• **What the task asks**
Write each line out again exactly as written.

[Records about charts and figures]
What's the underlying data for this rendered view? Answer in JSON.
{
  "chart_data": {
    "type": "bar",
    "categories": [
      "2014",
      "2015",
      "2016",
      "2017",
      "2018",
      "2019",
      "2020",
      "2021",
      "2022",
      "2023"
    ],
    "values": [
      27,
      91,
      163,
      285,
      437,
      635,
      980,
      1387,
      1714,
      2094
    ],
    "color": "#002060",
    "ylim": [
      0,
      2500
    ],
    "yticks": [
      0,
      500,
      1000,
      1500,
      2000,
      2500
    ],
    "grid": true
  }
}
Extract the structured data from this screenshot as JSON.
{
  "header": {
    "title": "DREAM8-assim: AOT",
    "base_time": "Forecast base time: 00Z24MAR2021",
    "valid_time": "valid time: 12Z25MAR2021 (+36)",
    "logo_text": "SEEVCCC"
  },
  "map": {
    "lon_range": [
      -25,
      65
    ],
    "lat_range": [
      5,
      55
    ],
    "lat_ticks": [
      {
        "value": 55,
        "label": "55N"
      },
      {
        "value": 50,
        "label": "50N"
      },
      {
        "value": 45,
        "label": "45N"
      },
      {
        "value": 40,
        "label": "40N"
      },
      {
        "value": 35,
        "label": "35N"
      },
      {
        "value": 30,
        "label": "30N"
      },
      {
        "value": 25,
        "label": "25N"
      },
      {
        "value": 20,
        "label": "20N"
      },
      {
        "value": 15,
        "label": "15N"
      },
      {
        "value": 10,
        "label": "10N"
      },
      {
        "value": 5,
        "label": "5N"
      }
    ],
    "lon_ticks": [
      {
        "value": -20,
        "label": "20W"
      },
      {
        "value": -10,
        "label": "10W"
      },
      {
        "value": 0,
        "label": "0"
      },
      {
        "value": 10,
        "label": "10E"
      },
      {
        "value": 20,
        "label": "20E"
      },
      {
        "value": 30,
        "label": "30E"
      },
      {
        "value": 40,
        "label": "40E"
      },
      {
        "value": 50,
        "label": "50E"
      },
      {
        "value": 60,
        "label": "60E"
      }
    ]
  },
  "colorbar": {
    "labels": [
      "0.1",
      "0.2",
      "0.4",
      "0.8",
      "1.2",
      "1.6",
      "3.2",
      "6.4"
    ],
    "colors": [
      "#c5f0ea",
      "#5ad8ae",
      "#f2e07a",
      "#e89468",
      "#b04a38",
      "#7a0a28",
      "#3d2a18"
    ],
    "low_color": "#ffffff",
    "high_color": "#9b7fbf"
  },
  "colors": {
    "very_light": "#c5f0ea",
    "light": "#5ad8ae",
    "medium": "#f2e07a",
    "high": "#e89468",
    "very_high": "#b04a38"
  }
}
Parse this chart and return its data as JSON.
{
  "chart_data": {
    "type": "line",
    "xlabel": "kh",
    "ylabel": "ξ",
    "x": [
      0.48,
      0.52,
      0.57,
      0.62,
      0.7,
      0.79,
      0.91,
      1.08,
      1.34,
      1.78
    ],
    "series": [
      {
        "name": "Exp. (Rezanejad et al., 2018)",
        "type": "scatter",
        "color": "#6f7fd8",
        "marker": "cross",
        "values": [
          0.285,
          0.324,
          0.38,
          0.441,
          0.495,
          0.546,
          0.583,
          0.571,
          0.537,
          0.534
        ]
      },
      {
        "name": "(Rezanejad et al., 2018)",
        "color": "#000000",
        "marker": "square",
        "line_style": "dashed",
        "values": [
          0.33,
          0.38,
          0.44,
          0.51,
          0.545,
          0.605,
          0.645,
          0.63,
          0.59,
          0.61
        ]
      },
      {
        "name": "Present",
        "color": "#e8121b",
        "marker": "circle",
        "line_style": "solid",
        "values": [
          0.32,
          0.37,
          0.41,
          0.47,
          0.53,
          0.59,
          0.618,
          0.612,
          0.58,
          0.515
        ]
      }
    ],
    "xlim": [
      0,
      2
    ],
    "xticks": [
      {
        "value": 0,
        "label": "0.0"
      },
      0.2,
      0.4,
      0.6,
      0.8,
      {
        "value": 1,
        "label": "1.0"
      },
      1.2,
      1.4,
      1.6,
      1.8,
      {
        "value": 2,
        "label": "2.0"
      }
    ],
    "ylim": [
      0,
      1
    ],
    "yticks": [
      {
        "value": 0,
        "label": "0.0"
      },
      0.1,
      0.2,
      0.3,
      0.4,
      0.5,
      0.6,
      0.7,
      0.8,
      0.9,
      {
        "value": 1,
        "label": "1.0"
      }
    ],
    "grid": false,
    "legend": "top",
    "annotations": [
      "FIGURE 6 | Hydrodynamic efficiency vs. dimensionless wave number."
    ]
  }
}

• **Full answer**
What's the underlying data for this rendered view? Answer in JSON.
{
  "chart_data": {
    "type": "bar",
    "categories": [
      "2014",
      "2015",
      "2016",
      "2017",
      "2018",
      "2019",
      "2020",
      "2021",
      "2022",
      "2023"
    ],
    "values": [
      27,
      91,
      163,
      285,
      437,
      635,
      980,
      1387,
      1714,
      2094
    ],
    "color": "#002060",
    "ylim": [
      0,
      2500
    ],
    "yticks": [
      0,
      500,
      1000,
      1500,
      2000,
      2500
    ],
    "grid": true
  }
}
Extract the structured data from this screenshot as JSON.
{
  "header": {
    "title": "DREAM8-assim: AOT",
    "base_time": "Forecast base time: 00Z24MAR2021",
    "valid_time": "valid time: 12Z25MAR2021 (+36)",
    "logo_text": "SEEVCCC"
  },
  "map": {
    "lon_range": [
      -25,
      65
    ],
    "lat_range": [
      5,
      55
    ],
    "lat_ticks": [
      {
        "value": 55,
        "label": "55N"
      },
      {
        "value": 50,
        "label": "50N"
      },
      {
        "value": 45,
        "label": "45N"
      },
      {
        "value": 40,
        "label": "40N"
      },
      {
        "value": 35,
        "label": "35N"
      },
      {
        "value": 30,
        "label": "30N"
      },
      {
        "value": 25,
        "label": "25N"
      },
      {
        "value": 20,
        "label": "20N"
      },
      {
        "value": 15,
        "label": "15N"
      },
      {
        "value": 10,
        "label": "10N"
      },
      {
        "value": 5,
        "label": "5N"
      }
    ],
    "lon_ticks": [
      {
        "value": -20,
        "label": "20W"
      },
      {
        "value": -10,
        "label": "10W"
      },
      {
        "value": 0,
        "label": "0"
      },
      {
        "value": 10,
        "label": "10E"
      },
      {
        "value": 20,
        "label": "20E"
      },
      {
        "value": 30,
        "label": "30E"
      },
      {
        "value": 40,
        "label": "40E"
      },
      {
        "value": 50,
        "label": "50E"
      },
      {
        "value": 60,
        "label": "60E"
      }
    ]
  },
  "colorbar": {
    "labels": [
      "0.1",
      "0.2",
      "0.4",
      "0.8",
      "1.2",
      "1.6",
      "3.2",
      "6.4"
    ],
    "colors": [
      "#c5f0ea",
      "#5ad8ae",
      "#f2e07a",
      "#e89468",
      "#b04a38",
      "#7a0a28",
      "#3d2a18"
    ],
    "low_color": "#ffffff",
    "high_color": "#9b7fbf"
  },
  "colors": {
    "very_light": "#c5f0ea",
    "light": "#5ad8ae",
    "medium": "#f2e07a",
    "high": "#e89468",
    "very_high": "#b04a38"
  }
}
Parse this chart and return its data as JSON.
{
  "chart_data": {
    "type": "line",
    "xlabel": "kh",
    "ylabel": "ξ",
    "x": [
      0.48,
      0.52,
      0.57,
      0.62,
      0.7,
      0.79,
      0.91,
      1.08,
      1.34,
      1.78
    ],
    "series": [
      {
        "name": "Exp. (Rezanejad et al., 2018)",
        "type": "scatter",
        "color": "#6f7fd8",
        "marker": "cross",
        "values": [
          0.285,
          0.324,
          0.38,
          0.441,
          0.495,
          0.546,
          0.583,
          0.571,
          0.537,
          0.534
        ]
      },
      {
        "name": "(Rezanejad et al., 2018)",
        "color": "#000000",
        "marker": "square",
        "line_style": "dashed",
        "values": [
          0.33,
          0.38,
          0.44,
          0.51,
          0.545,
          0.605,
          0.645,
          0.63,
          0.59,
          0.61
        ]
      },
      {
        "name": "Present",
        "color": "#e8121b",
        "marker": "circle",
        "line_style": "solid",
        "values": [
          0.32,
          0.37,
          0.41,
          0.47,
          0.53,
          0.59,
          0.618,
          0.612,
          0.58,
          0.515
        ]
      }
    ],
    "xlim": [
      0,
      2
    ],
    "xticks": [
      {
        "value": 0,
        "label": "0.0"
      },
      0.2,
      0.4,
      0.6,
      0.8,
      {
        "value": 1,
        "label": "1.0"
      },
      1.2,
      1.4,
      1.6,
      1.8,
      {
        "value": 2,
        "label": "2.0"
      }
    ],
    "ylim": [
      0,
      1
    ],
    "yticks": [
      {
        "value": 0,
        "label": "0.0"
      },
      0.1,
      0.2,
      0.3,
      0.4,
      0.5,
      0.6,
      0.7,
      0.8,
      0.9,
      {
        "value": 1,
        "label": "1.0"
      }
    ],
    "grid": false,
    "legend": "top",
    "annotations": [
      "FIGURE 6 | Hydrodynamic efficiency vs. dimensionless wave number."
    ]
  }
}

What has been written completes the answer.